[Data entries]
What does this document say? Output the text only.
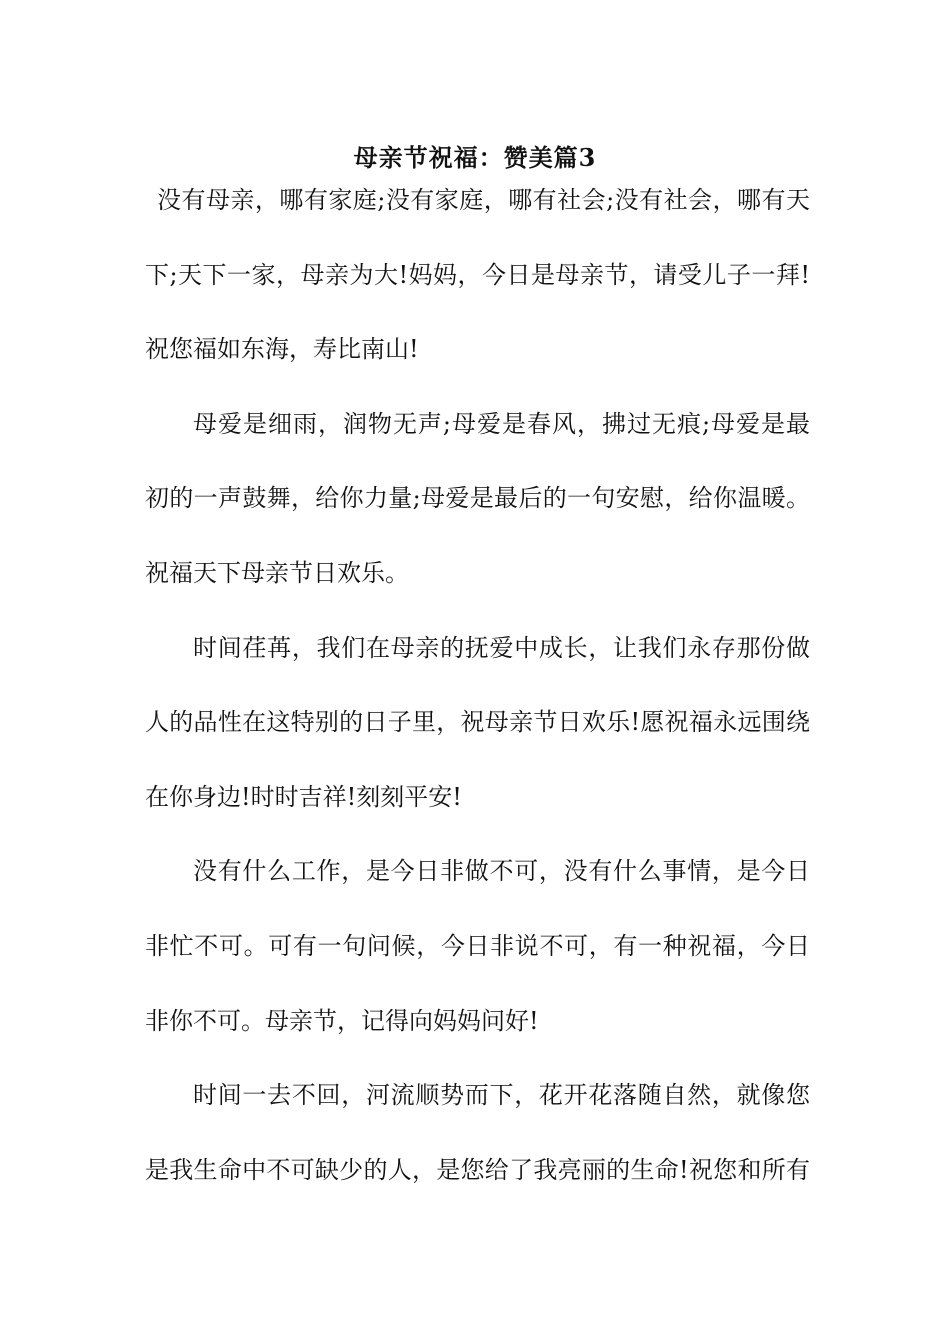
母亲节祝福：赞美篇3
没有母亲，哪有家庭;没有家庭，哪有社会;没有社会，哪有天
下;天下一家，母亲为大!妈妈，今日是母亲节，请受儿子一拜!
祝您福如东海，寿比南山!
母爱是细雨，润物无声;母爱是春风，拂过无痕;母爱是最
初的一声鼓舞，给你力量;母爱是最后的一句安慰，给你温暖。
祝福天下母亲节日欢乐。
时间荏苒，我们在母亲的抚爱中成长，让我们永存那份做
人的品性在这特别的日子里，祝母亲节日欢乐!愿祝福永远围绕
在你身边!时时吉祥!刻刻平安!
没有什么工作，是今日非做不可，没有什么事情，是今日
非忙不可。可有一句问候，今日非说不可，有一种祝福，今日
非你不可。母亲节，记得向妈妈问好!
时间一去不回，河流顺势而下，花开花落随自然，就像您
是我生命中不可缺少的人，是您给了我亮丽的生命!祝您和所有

* * *

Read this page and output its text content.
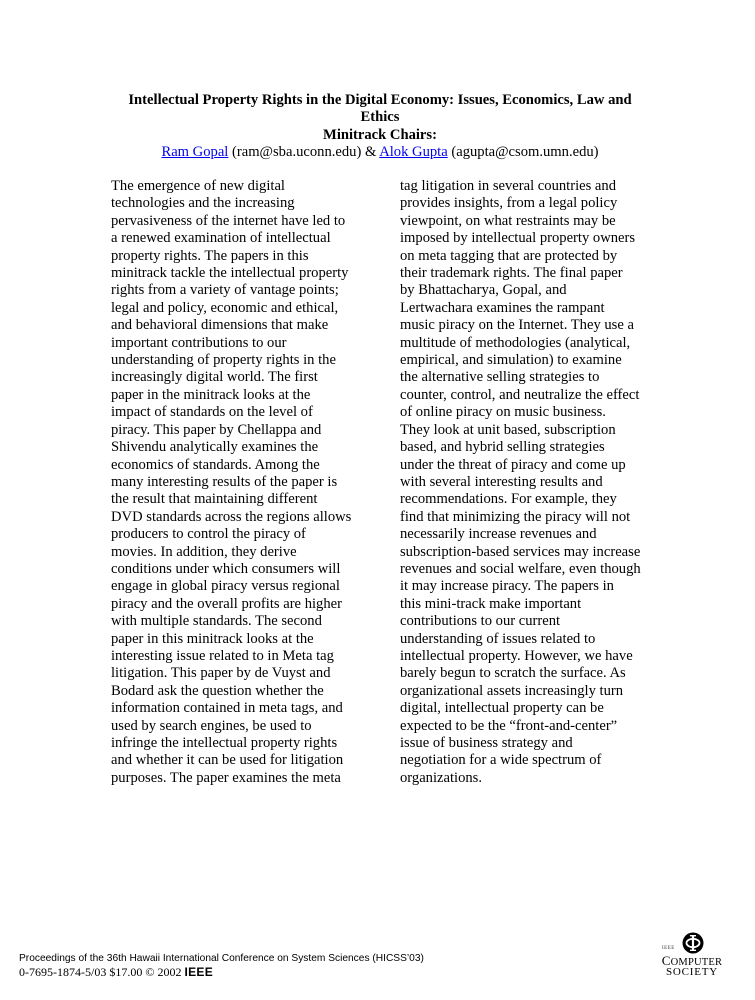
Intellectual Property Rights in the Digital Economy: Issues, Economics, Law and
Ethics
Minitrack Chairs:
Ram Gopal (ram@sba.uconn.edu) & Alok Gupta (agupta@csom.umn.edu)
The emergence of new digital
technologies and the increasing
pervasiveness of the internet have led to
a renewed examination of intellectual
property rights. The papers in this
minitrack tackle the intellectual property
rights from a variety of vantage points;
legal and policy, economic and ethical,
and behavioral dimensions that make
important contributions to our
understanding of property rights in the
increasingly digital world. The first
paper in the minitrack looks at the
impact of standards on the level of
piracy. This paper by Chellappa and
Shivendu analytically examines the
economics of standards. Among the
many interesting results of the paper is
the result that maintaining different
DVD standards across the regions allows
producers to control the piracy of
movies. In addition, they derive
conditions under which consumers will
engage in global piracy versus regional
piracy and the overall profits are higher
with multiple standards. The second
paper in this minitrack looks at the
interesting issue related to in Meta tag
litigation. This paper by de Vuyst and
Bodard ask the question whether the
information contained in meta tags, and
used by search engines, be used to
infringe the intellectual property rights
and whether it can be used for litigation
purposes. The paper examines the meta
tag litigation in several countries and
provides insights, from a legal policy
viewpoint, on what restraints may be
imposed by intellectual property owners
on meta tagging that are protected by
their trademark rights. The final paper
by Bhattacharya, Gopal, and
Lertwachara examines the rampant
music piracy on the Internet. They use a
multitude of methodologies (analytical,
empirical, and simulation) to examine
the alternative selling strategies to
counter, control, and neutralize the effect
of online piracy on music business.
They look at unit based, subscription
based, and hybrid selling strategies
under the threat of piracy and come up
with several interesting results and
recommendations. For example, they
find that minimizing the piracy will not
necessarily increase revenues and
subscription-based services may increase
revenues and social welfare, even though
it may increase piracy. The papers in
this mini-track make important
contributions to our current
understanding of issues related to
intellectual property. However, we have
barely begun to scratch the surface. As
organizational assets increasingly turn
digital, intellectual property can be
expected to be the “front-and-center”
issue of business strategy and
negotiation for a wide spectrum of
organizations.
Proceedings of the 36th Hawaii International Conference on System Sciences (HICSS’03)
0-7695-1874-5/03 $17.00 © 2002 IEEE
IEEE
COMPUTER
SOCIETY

→ EXERCISE BRIEF: For the entries shown above, give the number of lines that include the word "examines", without any other text.

→ CORRECT ANSWER: 3